● PROBLEM STATEMENT
Of all the lines in the records below, how many hold the word "type"? Give the number alone.

## begin TASK INPUT

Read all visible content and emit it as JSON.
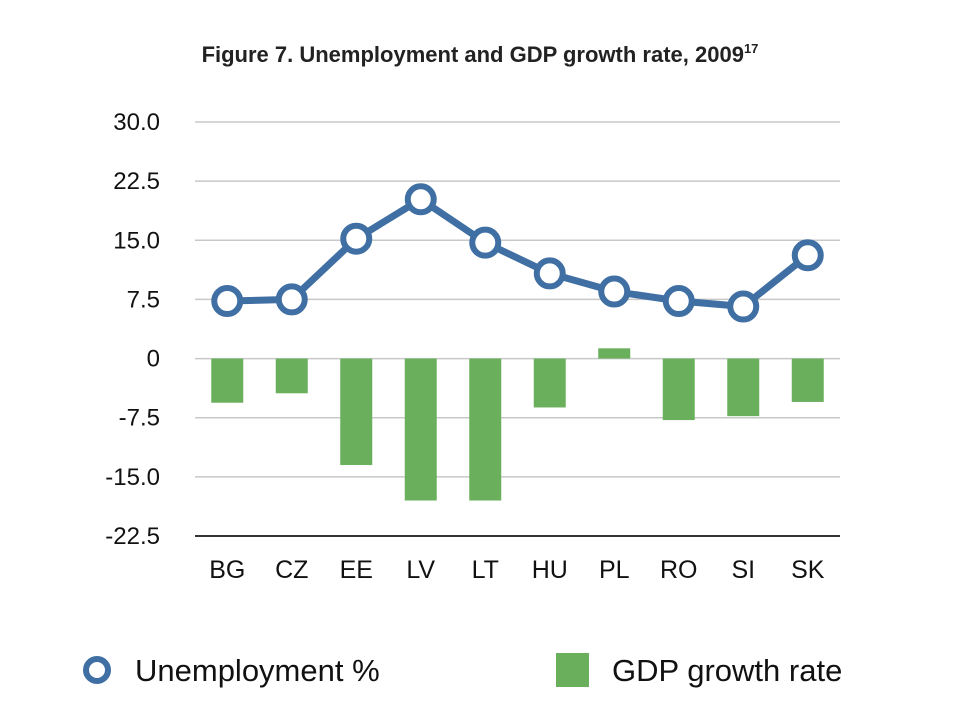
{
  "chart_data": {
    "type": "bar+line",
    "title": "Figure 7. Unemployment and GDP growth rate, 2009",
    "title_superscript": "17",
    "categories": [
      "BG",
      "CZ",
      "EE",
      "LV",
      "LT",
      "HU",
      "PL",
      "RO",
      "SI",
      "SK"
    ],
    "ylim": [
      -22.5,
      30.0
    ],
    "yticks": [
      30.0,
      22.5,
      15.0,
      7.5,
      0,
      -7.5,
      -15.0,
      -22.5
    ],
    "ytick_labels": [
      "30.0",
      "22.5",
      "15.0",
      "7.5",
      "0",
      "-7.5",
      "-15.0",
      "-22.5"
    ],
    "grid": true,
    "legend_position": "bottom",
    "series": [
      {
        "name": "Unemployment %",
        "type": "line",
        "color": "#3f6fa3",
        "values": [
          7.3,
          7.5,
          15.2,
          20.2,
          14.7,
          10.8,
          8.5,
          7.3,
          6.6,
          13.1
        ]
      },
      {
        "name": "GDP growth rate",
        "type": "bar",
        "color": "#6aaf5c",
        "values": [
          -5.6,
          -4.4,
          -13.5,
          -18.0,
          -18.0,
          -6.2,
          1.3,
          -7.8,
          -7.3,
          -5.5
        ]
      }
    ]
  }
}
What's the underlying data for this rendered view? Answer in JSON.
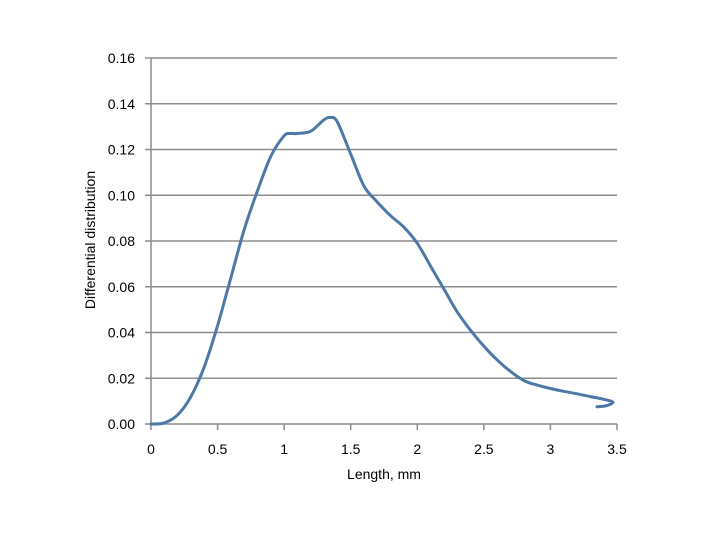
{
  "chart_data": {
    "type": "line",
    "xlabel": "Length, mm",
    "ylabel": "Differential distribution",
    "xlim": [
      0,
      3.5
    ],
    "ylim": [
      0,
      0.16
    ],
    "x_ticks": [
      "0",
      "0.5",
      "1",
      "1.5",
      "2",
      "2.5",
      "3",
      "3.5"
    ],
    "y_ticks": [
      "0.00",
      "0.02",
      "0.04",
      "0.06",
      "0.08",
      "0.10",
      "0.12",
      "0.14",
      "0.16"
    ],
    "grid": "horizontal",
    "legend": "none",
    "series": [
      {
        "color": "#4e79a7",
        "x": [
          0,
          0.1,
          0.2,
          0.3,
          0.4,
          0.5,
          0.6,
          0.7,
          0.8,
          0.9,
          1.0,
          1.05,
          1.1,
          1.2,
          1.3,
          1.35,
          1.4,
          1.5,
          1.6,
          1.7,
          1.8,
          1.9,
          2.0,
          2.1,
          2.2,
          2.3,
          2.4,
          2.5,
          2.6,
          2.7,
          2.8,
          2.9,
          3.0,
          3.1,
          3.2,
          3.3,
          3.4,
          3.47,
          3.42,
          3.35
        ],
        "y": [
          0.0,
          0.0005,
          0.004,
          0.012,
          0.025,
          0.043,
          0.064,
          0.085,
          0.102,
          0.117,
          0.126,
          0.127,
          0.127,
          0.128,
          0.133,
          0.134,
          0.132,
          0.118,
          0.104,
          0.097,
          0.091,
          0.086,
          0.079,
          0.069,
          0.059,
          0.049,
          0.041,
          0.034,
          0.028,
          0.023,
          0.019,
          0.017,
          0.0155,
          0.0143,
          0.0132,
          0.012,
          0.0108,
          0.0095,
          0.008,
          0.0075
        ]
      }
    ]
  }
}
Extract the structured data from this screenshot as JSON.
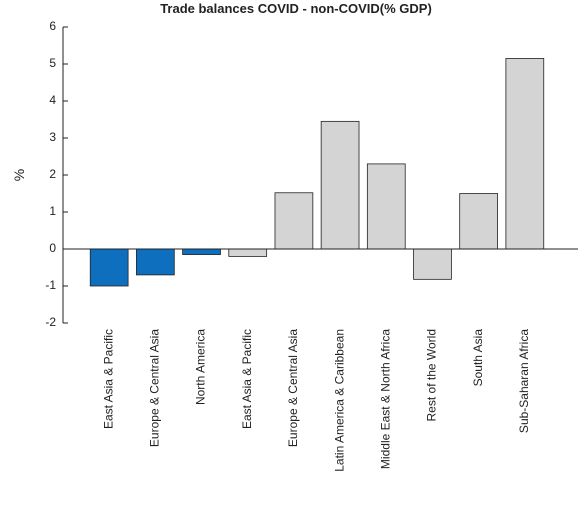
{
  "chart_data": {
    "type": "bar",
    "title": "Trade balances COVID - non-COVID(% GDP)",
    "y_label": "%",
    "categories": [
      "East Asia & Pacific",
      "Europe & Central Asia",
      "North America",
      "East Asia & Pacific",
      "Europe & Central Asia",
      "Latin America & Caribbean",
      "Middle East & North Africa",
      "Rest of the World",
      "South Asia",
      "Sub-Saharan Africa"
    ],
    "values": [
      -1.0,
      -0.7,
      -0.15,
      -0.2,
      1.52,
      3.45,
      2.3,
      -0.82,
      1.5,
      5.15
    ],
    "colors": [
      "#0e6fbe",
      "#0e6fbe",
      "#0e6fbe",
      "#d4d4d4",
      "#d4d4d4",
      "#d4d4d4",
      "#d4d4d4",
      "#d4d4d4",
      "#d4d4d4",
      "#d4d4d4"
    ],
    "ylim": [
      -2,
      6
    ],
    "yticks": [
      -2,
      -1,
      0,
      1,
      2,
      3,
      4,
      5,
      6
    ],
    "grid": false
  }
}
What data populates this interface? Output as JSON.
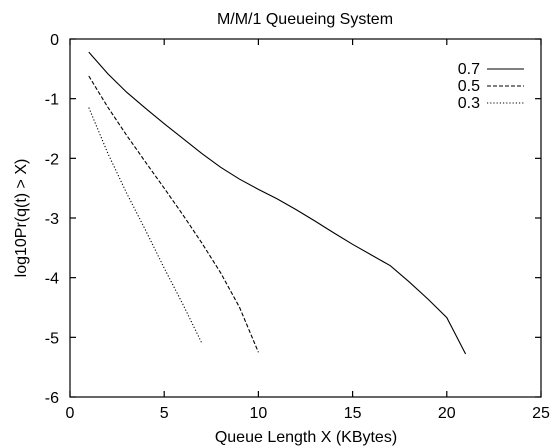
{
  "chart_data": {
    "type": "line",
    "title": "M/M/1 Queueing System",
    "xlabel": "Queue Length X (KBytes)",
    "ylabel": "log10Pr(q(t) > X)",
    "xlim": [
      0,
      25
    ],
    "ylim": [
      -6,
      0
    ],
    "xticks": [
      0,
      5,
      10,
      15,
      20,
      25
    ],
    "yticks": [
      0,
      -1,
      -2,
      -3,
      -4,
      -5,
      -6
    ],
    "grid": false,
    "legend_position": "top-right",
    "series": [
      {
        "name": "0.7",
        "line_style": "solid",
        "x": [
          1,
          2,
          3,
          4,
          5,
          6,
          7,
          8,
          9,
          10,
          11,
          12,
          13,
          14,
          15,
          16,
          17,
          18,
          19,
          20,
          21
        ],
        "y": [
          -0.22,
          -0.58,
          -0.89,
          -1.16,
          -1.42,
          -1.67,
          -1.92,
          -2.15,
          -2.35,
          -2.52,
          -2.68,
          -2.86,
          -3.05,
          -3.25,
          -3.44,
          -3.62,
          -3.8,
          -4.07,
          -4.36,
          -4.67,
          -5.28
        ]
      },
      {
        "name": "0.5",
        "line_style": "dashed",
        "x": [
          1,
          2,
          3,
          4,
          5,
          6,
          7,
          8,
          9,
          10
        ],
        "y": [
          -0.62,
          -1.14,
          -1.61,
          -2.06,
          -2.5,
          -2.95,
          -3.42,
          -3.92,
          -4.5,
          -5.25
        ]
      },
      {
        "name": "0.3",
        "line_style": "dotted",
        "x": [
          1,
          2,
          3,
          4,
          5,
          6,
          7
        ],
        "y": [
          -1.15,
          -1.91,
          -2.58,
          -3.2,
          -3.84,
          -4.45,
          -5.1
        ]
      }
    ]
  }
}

## end TASK INPUT

● ANSWER TO THIS EXERCISE
6